■ **Problem description**
Go through the records underneath and write each one out again exactly.

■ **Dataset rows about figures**

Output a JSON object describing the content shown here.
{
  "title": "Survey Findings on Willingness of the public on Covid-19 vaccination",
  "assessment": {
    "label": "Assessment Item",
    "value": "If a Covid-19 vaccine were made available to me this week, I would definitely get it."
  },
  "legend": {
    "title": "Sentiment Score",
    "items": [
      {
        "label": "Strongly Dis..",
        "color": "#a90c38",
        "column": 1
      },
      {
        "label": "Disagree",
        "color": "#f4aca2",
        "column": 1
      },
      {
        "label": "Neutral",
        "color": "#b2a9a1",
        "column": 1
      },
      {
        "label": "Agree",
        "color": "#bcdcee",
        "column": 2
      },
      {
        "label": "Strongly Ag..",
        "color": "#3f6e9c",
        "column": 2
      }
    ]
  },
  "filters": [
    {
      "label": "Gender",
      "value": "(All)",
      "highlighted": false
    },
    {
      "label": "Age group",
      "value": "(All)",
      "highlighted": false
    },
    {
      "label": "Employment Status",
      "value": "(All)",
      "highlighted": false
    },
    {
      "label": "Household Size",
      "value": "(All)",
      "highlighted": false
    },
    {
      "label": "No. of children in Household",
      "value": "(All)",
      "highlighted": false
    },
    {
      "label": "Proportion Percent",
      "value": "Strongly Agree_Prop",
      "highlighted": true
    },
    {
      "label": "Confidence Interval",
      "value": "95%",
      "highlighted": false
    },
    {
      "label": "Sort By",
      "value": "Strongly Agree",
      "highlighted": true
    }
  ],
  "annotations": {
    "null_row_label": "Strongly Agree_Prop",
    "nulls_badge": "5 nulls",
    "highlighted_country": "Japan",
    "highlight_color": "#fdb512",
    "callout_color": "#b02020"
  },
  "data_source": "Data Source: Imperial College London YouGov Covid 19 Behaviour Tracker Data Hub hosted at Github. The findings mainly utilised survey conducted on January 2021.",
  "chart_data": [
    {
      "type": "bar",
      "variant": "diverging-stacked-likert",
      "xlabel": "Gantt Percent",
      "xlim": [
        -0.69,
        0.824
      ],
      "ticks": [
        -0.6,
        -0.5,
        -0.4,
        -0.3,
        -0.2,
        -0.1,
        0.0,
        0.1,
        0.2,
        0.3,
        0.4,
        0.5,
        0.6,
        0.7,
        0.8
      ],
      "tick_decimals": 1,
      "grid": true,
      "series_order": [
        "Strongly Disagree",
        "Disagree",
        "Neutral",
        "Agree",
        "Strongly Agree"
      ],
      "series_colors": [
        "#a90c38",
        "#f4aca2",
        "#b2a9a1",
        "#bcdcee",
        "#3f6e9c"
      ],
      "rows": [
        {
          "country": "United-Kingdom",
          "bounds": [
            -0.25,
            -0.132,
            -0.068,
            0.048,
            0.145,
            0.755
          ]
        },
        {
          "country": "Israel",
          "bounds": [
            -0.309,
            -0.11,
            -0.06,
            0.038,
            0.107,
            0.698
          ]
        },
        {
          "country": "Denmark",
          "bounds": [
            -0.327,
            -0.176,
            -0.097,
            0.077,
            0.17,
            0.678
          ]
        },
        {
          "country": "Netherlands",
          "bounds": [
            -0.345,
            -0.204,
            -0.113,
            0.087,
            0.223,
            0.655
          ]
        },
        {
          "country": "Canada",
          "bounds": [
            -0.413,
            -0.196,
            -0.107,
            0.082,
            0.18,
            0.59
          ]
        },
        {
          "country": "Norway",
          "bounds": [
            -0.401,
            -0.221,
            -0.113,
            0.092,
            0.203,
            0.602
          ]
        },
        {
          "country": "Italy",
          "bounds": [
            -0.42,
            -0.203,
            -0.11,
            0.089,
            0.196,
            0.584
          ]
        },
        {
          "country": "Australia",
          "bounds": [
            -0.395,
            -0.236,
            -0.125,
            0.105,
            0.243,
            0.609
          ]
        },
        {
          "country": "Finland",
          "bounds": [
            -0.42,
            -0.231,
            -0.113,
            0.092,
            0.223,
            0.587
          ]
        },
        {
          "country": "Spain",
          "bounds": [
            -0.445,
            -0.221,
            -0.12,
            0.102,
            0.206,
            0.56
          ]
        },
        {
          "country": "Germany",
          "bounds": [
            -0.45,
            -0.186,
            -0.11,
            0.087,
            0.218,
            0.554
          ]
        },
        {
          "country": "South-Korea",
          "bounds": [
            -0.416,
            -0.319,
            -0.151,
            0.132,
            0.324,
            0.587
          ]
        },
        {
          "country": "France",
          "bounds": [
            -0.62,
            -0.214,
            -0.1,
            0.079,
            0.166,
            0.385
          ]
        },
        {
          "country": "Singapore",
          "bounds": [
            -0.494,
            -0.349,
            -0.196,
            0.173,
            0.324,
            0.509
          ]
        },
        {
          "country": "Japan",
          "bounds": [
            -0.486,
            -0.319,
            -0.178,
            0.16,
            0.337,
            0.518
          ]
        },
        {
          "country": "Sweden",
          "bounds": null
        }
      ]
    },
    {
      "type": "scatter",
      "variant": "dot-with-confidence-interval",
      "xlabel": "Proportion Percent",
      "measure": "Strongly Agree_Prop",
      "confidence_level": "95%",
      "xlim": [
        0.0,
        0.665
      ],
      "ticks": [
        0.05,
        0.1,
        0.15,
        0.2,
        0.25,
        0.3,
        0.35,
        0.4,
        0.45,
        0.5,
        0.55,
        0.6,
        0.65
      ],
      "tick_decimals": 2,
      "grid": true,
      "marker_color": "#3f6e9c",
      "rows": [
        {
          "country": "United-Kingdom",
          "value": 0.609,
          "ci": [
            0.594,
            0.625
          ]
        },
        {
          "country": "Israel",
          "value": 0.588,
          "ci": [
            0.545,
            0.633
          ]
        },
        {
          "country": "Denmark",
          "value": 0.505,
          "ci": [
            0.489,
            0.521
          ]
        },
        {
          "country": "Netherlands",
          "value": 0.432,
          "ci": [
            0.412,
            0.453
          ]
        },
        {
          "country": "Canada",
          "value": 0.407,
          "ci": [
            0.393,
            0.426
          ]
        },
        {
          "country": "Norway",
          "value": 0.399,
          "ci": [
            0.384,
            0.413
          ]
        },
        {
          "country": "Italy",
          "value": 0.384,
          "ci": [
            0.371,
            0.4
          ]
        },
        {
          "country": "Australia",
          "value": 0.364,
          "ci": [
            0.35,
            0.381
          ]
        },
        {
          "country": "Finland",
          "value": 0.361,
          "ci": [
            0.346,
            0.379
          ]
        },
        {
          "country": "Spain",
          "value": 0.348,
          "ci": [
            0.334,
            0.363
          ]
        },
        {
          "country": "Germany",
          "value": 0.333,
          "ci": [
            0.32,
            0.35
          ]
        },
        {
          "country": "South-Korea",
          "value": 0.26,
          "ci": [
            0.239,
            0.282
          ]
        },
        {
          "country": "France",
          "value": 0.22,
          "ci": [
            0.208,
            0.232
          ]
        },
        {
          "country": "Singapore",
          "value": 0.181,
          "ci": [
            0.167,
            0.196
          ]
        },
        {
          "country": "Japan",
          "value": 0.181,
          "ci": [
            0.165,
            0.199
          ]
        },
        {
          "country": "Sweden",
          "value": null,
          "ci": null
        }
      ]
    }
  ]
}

■ **Correct result**
Output a JSON object describing the content shown here.
{
  "title": "Survey Findings on Willingness of the public on Covid-19 vaccination",
  "assessment": {
    "label": "Assessment Item",
    "value": "If a Covid-19 vaccine were made available to me this week, I would definitely get it."
  },
  "legend": {
    "title": "Sentiment Score",
    "items": [
      {
        "label": "Strongly Dis..",
        "color": "#a90c38",
        "column": 1
      },
      {
        "label": "Disagree",
        "color": "#f4aca2",
        "column": 1
      },
      {
        "label": "Neutral",
        "color": "#b2a9a1",
        "column": 1
      },
      {
        "label": "Agree",
        "color": "#bcdcee",
        "column": 2
      },
      {
        "label": "Strongly Ag..",
        "color": "#3f6e9c",
        "column": 2
      }
    ]
  },
  "filters": [
    {
      "label": "Gender",
      "value": "(All)",
      "highlighted": false
    },
    {
      "label": "Age group",
      "value": "(All)",
      "highlighted": false
    },
    {
      "label": "Employment Status",
      "value": "(All)",
      "highlighted": false
    },
    {
      "label": "Household Size",
      "value": "(All)",
      "highlighted": false
    },
    {
      "label": "No. of children in Household",
      "value": "(All)",
      "highlighted": false
    },
    {
      "label": "Proportion Percent",
      "value": "Strongly Agree_Prop",
      "highlighted": true
    },
    {
      "label": "Confidence Interval",
      "value": "95%",
      "highlighted": false
    },
    {
      "label": "Sort By",
      "value": "Strongly Agree",
      "highlighted": true
    }
  ],
  "annotations": {
    "null_row_label": "Strongly Agree_Prop",
    "nulls_badge": "5 nulls",
    "highlighted_country": "Japan",
    "highlight_color": "#fdb512",
    "callout_color": "#b02020"
  },
  "data_source": "Data Source: Imperial College London YouGov Covid 19 Behaviour Tracker Data Hub hosted at Github. The findings mainly utilised survey conducted on January 2021.",
  "chart_data": [
    {
      "type": "bar",
      "variant": "diverging-stacked-likert",
      "xlabel": "Gantt Percent",
      "xlim": [
        -0.69,
        0.824
      ],
      "ticks": [
        -0.6,
        -0.5,
        -0.4,
        -0.3,
        -0.2,
        -0.1,
        0.0,
        0.1,
        0.2,
        0.3,
        0.4,
        0.5,
        0.6,
        0.7,
        0.8
      ],
      "tick_decimals": 1,
      "grid": true,
      "series_order": [
        "Strongly Disagree",
        "Disagree",
        "Neutral",
        "Agree",
        "Strongly Agree"
      ],
      "series_colors": [
        "#a90c38",
        "#f4aca2",
        "#b2a9a1",
        "#bcdcee",
        "#3f6e9c"
      ],
      "rows": [
        {
          "country": "United-Kingdom",
          "bounds": [
            -0.25,
            -0.132,
            -0.068,
            0.048,
            0.145,
            0.755
          ]
        },
        {
          "country": "Israel",
          "bounds": [
            -0.309,
            -0.11,
            -0.06,
            0.038,
            0.107,
            0.698
          ]
        },
        {
          "country": "Denmark",
          "bounds": [
            -0.327,
            -0.176,
            -0.097,
            0.077,
            0.17,
            0.678
          ]
        },
        {
          "country": "Netherlands",
          "bounds": [
            -0.345,
            -0.204,
            -0.113,
            0.087,
            0.223,
            0.655
          ]
        },
        {
          "country": "Canada",
          "bounds": [
            -0.413,
            -0.196,
            -0.107,
            0.082,
            0.18,
            0.59
          ]
        },
        {
          "country": "Norway",
          "bounds": [
            -0.401,
            -0.221,
            -0.113,
            0.092,
            0.203,
            0.602
          ]
        },
        {
          "country": "Italy",
          "bounds": [
            -0.42,
            -0.203,
            -0.11,
            0.089,
            0.196,
            0.584
          ]
        },
        {
          "country": "Australia",
          "bounds": [
            -0.395,
            -0.236,
            -0.125,
            0.105,
            0.243,
            0.609
          ]
        },
        {
          "country": "Finland",
          "bounds": [
            -0.42,
            -0.231,
            -0.113,
            0.092,
            0.223,
            0.587
          ]
        },
        {
          "country": "Spain",
          "bounds": [
            -0.445,
            -0.221,
            -0.12,
            0.102,
            0.206,
            0.56
          ]
        },
        {
          "country": "Germany",
          "bounds": [
            -0.45,
            -0.186,
            -0.11,
            0.087,
            0.218,
            0.554
          ]
        },
        {
          "country": "South-Korea",
          "bounds": [
            -0.416,
            -0.319,
            -0.151,
            0.132,
            0.324,
            0.587
          ]
        },
        {
          "country": "France",
          "bounds": [
            -0.62,
            -0.214,
            -0.1,
            0.079,
            0.166,
            0.385
          ]
        },
        {
          "country": "Singapore",
          "bounds": [
            -0.494,
            -0.349,
            -0.196,
            0.173,
            0.324,
            0.509
          ]
        },
        {
          "country": "Japan",
          "bounds": [
            -0.486,
            -0.319,
            -0.178,
            0.16,
            0.337,
            0.518
          ]
        },
        {
          "country": "Sweden",
          "bounds": null
        }
      ]
    },
    {
      "type": "scatter",
      "variant": "dot-with-confidence-interval",
      "xlabel": "Proportion Percent",
      "measure": "Strongly Agree_Prop",
      "confidence_level": "95%",
      "xlim": [
        0.0,
        0.665
      ],
      "ticks": [
        0.05,
        0.1,
        0.15,
        0.2,
        0.25,
        0.3,
        0.35,
        0.4,
        0.45,
        0.5,
        0.55,
        0.6,
        0.65
      ],
      "tick_decimals": 2,
      "grid": true,
      "marker_color": "#3f6e9c",
      "rows": [
        {
          "country": "United-Kingdom",
          "value": 0.609,
          "ci": [
            0.594,
            0.625
          ]
        },
        {
          "country": "Israel",
          "value": 0.588,
          "ci": [
            0.545,
            0.633
          ]
        },
        {
          "country": "Denmark",
          "value": 0.505,
          "ci": [
            0.489,
            0.521
          ]
        },
        {
          "country": "Netherlands",
          "value": 0.432,
          "ci": [
            0.412,
            0.453
          ]
        },
        {
          "country": "Canada",
          "value": 0.407,
          "ci": [
            0.393,
            0.426
          ]
        },
        {
          "country": "Norway",
          "value": 0.399,
          "ci": [
            0.384,
            0.413
          ]
        },
        {
          "country": "Italy",
          "value": 0.384,
          "ci": [
            0.371,
            0.4
          ]
        },
        {
          "country": "Australia",
          "value": 0.364,
          "ci": [
            0.35,
            0.381
          ]
        },
        {
          "country": "Finland",
          "value": 0.361,
          "ci": [
            0.346,
            0.379
          ]
        },
        {
          "country": "Spain",
          "value": 0.348,
          "ci": [
            0.334,
            0.363
          ]
        },
        {
          "country": "Germany",
          "value": 0.333,
          "ci": [
            0.32,
            0.35
          ]
        },
        {
          "country": "South-Korea",
          "value": 0.26,
          "ci": [
            0.239,
            0.282
          ]
        },
        {
          "country": "France",
          "value": 0.22,
          "ci": [
            0.208,
            0.232
          ]
        },
        {
          "country": "Singapore",
          "value": 0.181,
          "ci": [
            0.167,
            0.196
          ]
        },
        {
          "country": "Japan",
          "value": 0.181,
          "ci": [
            0.165,
            0.199
          ]
        },
        {
          "country": "Sweden",
          "value": null,
          "ci": null
        }
      ]
    }
  ]
}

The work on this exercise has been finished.